▶ Provided material
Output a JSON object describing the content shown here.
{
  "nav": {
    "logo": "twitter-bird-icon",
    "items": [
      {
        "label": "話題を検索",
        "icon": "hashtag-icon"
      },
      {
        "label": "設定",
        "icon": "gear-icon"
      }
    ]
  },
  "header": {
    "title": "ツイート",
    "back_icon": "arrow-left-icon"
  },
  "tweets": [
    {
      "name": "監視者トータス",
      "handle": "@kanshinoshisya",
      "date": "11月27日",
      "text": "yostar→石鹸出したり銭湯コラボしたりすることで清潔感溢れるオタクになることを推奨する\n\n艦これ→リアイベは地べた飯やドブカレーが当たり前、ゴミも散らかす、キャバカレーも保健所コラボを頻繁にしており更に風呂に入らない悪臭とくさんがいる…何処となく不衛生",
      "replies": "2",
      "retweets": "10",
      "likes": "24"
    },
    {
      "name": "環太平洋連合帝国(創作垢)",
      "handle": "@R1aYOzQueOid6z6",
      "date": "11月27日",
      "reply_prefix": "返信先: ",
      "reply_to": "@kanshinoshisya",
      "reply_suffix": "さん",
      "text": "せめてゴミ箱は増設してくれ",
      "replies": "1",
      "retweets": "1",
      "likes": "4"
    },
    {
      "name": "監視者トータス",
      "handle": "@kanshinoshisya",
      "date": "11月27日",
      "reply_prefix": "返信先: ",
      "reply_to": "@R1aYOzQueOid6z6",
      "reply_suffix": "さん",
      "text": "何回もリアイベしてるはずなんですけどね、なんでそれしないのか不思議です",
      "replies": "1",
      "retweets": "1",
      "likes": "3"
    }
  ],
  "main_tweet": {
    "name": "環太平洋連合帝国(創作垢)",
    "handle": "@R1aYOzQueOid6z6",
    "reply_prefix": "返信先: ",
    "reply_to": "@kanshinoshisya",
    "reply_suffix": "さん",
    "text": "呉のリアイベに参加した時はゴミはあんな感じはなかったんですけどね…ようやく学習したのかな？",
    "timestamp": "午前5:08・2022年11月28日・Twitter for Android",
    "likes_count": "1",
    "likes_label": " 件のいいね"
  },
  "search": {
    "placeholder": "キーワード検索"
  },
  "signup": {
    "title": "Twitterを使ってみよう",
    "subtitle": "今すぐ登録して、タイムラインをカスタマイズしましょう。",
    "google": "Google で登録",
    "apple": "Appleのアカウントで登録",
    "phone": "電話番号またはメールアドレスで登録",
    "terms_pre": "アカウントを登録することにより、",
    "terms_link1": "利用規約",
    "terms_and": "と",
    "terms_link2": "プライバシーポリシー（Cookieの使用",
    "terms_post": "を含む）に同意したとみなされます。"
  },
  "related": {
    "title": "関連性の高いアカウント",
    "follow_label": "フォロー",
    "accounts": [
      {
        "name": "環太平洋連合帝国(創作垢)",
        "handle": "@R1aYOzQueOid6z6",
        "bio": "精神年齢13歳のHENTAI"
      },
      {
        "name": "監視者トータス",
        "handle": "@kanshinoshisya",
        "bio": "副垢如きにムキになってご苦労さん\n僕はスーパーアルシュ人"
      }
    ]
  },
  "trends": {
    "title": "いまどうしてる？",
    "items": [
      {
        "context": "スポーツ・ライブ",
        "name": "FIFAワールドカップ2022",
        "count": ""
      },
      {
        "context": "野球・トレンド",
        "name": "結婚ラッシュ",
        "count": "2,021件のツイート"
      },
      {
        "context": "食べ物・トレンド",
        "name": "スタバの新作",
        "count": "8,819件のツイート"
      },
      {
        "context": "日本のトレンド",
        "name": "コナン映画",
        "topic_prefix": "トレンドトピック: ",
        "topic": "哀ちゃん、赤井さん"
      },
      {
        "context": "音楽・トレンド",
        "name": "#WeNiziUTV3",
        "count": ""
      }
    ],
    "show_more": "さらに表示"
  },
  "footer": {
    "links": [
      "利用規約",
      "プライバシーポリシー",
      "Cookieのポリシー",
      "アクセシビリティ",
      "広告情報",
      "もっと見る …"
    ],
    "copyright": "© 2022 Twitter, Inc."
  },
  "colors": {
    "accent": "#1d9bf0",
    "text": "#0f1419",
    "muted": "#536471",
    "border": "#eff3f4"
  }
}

▶ What this task involves
Quote all the records exactly, please, leaving none out.

▶ Task output
Output a JSON object describing the content shown here.
{
  "nav": {
    "logo": "twitter-bird-icon",
    "items": [
      {
        "label": "話題を検索",
        "icon": "hashtag-icon"
      },
      {
        "label": "設定",
        "icon": "gear-icon"
      }
    ]
  },
  "header": {
    "title": "ツイート",
    "back_icon": "arrow-left-icon"
  },
  "tweets": [
    {
      "name": "監視者トータス",
      "handle": "@kanshinoshisya",
      "date": "11月27日",
      "text": "yostar→石鹸出したり銭湯コラボしたりすることで清潔感溢れるオタクになることを推奨する\n\n艦これ→リアイベは地べた飯やドブカレーが当たり前、ゴミも散らかす、キャバカレーも保健所コラボを頻繁にしており更に風呂に入らない悪臭とくさんがいる…何処となく不衛生",
      "replies": "2",
      "retweets": "10",
      "likes": "24"
    },
    {
      "name": "環太平洋連合帝国(創作垢)",
      "handle": "@R1aYOzQueOid6z6",
      "date": "11月27日",
      "reply_prefix": "返信先: ",
      "reply_to": "@kanshinoshisya",
      "reply_suffix": "さん",
      "text": "せめてゴミ箱は増設してくれ",
      "replies": "1",
      "retweets": "1",
      "likes": "4"
    },
    {
      "name": "監視者トータス",
      "handle": "@kanshinoshisya",
      "date": "11月27日",
      "reply_prefix": "返信先: ",
      "reply_to": "@R1aYOzQueOid6z6",
      "reply_suffix": "さん",
      "text": "何回もリアイベしてるはずなんですけどね、なんでそれしないのか不思議です",
      "replies": "1",
      "retweets": "1",
      "likes": "3"
    }
  ],
  "main_tweet": {
    "name": "環太平洋連合帝国(創作垢)",
    "handle": "@R1aYOzQueOid6z6",
    "reply_prefix": "返信先: ",
    "reply_to": "@kanshinoshisya",
    "reply_suffix": "さん",
    "text": "呉のリアイベに参加した時はゴミはあんな感じはなかったんですけどね…ようやく学習したのかな？",
    "timestamp": "午前5:08・2022年11月28日・Twitter for Android",
    "likes_count": "1",
    "likes_label": " 件のいいね"
  },
  "search": {
    "placeholder": "キーワード検索"
  },
  "signup": {
    "title": "Twitterを使ってみよう",
    "subtitle": "今すぐ登録して、タイムラインをカスタマイズしましょう。",
    "google": "Google で登録",
    "apple": "Appleのアカウントで登録",
    "phone": "電話番号またはメールアドレスで登録",
    "terms_pre": "アカウントを登録することにより、",
    "terms_link1": "利用規約",
    "terms_and": "と",
    "terms_link2": "プライバシーポリシー（Cookieの使用",
    "terms_post": "を含む）に同意したとみなされます。"
  },
  "related": {
    "title": "関連性の高いアカウント",
    "follow_label": "フォロー",
    "accounts": [
      {
        "name": "環太平洋連合帝国(創作垢)",
        "handle": "@R1aYOzQueOid6z6",
        "bio": "精神年齢13歳のHENTAI"
      },
      {
        "name": "監視者トータス",
        "handle": "@kanshinoshisya",
        "bio": "副垢如きにムキになってご苦労さん\n僕はスーパーアルシュ人"
      }
    ]
  },
  "trends": {
    "title": "いまどうしてる？",
    "items": [
      {
        "context": "スポーツ・ライブ",
        "name": "FIFAワールドカップ2022",
        "count": ""
      },
      {
        "context": "野球・トレンド",
        "name": "結婚ラッシュ",
        "count": "2,021件のツイート"
      },
      {
        "context": "食べ物・トレンド",
        "name": "スタバの新作",
        "count": "8,819件のツイート"
      },
      {
        "context": "日本のトレンド",
        "name": "コナン映画",
        "topic_prefix": "トレンドトピック: ",
        "topic": "哀ちゃん、赤井さん"
      },
      {
        "context": "音楽・トレンド",
        "name": "#WeNiziUTV3",
        "count": ""
      }
    ],
    "show_more": "さらに表示"
  },
  "footer": {
    "links": [
      "利用規約",
      "プライバシーポリシー",
      "Cookieのポリシー",
      "アクセシビリティ",
      "広告情報",
      "もっと見る …"
    ],
    "copyright": "© 2022 Twitter, Inc."
  },
  "colors": {
    "accent": "#1d9bf0",
    "text": "#0f1419",
    "muted": "#536471",
    "border": "#eff3f4"
  }
}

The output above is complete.